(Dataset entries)
------------------------------------------------------------------------

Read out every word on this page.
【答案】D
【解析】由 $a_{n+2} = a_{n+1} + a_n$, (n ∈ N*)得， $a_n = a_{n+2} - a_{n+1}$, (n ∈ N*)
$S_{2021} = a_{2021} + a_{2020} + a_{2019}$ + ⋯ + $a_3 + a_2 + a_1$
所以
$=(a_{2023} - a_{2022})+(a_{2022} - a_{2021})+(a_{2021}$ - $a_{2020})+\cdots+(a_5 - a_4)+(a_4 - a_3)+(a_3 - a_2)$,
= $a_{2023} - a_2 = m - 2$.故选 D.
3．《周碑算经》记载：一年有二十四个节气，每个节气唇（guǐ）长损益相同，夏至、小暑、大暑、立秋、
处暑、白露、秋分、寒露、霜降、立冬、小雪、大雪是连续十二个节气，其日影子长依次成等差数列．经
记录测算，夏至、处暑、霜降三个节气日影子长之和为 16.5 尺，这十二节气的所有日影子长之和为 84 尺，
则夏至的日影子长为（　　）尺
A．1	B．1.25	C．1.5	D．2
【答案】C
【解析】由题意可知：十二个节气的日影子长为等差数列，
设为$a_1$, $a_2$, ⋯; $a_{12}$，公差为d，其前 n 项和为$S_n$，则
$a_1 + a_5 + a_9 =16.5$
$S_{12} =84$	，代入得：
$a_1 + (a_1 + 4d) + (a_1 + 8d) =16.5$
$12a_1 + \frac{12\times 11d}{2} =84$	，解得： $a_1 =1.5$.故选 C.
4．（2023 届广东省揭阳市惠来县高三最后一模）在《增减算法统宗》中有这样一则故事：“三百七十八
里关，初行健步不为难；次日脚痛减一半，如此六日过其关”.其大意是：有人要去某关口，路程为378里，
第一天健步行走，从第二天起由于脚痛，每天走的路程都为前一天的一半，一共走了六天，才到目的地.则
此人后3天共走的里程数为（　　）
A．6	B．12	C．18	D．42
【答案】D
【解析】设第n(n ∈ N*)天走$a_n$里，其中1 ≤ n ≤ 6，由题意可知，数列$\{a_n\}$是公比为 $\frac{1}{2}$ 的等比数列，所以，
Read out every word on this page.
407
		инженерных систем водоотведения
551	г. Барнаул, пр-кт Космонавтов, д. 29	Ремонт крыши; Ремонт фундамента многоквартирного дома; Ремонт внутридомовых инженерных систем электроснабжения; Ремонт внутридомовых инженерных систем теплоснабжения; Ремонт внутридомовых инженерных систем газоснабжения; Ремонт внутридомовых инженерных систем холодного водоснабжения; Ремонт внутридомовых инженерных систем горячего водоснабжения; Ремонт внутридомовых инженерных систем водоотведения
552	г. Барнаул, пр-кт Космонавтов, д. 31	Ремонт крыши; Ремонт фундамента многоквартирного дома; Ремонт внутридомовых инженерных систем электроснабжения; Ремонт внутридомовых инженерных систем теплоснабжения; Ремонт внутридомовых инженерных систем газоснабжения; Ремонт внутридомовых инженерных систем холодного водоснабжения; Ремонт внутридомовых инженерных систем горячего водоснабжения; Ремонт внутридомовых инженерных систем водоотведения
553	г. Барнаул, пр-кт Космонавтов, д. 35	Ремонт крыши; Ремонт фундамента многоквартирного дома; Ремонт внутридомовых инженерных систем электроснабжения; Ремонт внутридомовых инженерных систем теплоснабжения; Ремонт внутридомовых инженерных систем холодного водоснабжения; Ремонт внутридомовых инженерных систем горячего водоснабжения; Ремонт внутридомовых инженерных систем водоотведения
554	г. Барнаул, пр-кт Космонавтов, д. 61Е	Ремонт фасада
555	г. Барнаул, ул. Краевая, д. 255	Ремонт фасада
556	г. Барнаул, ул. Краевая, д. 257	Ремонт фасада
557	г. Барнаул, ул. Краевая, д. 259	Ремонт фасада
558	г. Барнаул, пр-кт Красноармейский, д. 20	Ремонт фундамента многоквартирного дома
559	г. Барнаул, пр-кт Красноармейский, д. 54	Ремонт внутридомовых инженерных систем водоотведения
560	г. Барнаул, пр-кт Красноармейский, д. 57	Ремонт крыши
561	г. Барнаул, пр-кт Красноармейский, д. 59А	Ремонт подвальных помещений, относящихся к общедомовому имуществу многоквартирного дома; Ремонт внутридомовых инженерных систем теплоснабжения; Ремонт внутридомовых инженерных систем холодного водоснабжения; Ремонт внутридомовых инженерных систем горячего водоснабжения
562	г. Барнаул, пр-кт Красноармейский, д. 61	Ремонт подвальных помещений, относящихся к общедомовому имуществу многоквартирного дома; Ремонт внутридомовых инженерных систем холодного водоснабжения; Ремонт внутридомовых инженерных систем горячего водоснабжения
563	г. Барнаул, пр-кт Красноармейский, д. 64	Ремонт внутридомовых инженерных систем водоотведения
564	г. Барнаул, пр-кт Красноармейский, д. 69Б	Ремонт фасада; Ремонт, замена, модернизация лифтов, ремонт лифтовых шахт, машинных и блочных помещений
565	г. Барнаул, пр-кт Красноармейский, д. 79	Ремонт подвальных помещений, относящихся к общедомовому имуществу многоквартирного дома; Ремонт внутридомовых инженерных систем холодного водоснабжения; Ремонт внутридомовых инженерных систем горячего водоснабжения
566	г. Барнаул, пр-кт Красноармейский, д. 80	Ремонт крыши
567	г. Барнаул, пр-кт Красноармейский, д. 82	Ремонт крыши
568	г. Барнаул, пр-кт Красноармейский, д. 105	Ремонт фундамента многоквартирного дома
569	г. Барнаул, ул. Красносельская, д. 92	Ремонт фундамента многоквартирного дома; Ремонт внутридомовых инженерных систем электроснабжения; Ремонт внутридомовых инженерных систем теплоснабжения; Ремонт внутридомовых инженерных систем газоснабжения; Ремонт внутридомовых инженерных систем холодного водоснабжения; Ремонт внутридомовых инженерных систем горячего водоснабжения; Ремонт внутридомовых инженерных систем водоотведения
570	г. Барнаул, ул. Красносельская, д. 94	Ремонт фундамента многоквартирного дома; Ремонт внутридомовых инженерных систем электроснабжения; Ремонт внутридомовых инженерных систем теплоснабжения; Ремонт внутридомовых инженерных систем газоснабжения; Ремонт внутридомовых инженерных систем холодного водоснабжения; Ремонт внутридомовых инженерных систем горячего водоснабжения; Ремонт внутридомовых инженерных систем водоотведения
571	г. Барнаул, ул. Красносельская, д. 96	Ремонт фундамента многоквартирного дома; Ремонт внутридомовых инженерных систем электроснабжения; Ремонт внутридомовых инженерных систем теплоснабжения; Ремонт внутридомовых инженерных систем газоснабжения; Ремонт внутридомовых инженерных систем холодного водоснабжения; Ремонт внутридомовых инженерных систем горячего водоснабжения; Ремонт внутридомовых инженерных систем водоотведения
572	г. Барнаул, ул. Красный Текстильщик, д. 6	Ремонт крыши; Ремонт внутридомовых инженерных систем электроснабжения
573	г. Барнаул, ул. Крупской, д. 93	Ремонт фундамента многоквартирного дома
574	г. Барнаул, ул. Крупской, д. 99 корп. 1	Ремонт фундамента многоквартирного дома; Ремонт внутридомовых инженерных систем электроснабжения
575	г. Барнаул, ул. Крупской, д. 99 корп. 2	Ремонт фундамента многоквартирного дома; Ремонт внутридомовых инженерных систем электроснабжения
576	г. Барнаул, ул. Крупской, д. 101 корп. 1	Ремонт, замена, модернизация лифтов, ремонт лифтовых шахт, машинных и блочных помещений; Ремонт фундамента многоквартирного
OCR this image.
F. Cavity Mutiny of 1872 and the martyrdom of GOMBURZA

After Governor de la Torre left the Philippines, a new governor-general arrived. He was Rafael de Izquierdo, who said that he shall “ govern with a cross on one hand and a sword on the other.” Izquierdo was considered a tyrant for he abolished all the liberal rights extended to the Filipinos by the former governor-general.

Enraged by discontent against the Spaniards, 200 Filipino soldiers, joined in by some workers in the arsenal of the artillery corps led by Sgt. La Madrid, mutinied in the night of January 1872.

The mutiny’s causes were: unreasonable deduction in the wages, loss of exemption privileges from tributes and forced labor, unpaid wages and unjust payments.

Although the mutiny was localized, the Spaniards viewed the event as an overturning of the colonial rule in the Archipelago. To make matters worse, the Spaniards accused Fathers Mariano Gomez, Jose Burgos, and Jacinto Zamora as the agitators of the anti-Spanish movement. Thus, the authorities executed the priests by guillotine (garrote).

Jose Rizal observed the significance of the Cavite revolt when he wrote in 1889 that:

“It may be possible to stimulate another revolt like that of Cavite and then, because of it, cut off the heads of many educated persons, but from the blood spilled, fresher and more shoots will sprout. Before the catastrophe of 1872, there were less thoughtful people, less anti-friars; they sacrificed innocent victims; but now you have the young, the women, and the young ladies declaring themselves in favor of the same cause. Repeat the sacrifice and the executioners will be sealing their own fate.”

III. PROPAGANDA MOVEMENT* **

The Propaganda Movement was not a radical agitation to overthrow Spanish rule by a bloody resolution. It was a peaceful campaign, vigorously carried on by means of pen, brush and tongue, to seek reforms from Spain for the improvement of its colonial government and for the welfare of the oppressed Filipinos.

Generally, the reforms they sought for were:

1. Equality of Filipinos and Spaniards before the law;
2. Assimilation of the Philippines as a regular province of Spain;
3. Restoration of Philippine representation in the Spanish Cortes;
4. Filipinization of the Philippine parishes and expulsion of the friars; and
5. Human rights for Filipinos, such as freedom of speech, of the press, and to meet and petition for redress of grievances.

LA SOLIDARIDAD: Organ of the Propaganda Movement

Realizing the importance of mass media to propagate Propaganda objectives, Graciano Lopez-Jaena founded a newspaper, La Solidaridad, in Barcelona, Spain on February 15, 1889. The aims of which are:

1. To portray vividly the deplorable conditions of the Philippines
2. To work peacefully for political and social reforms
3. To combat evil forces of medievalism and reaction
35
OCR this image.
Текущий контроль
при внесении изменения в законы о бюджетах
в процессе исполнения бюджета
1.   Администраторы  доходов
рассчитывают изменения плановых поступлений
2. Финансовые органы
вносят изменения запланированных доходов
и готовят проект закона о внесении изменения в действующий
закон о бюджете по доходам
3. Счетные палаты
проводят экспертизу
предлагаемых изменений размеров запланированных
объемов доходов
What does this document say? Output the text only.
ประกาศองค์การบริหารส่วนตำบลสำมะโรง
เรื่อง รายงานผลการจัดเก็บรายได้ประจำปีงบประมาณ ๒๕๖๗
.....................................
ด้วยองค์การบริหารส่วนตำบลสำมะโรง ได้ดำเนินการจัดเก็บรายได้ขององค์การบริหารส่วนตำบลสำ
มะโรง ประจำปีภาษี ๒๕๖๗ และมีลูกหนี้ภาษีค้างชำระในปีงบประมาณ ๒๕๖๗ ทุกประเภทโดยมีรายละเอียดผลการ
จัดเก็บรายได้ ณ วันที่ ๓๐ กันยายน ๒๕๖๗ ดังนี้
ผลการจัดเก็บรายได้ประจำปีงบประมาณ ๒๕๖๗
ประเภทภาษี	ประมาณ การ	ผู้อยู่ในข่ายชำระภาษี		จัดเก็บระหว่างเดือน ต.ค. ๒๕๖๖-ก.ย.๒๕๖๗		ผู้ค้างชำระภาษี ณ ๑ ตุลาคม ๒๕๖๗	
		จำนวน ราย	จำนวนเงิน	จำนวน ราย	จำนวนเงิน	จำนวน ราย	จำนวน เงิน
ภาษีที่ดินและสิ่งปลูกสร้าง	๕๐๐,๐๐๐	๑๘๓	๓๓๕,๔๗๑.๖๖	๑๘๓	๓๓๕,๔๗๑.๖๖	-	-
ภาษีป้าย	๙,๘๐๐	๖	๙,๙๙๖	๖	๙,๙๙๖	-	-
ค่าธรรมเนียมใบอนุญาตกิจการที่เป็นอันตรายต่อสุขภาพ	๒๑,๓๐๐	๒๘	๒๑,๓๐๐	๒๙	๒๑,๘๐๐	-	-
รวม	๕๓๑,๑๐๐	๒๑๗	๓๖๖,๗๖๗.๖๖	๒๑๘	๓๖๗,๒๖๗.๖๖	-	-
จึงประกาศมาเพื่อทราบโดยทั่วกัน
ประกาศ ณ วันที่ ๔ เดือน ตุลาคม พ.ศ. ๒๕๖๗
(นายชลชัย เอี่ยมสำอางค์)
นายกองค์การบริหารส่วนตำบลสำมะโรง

------------------------------------------------------------------------

What is expected ▸
Tell how many lines of the records above hold the string "หารส". Give no other text.

Worked answer ▸
3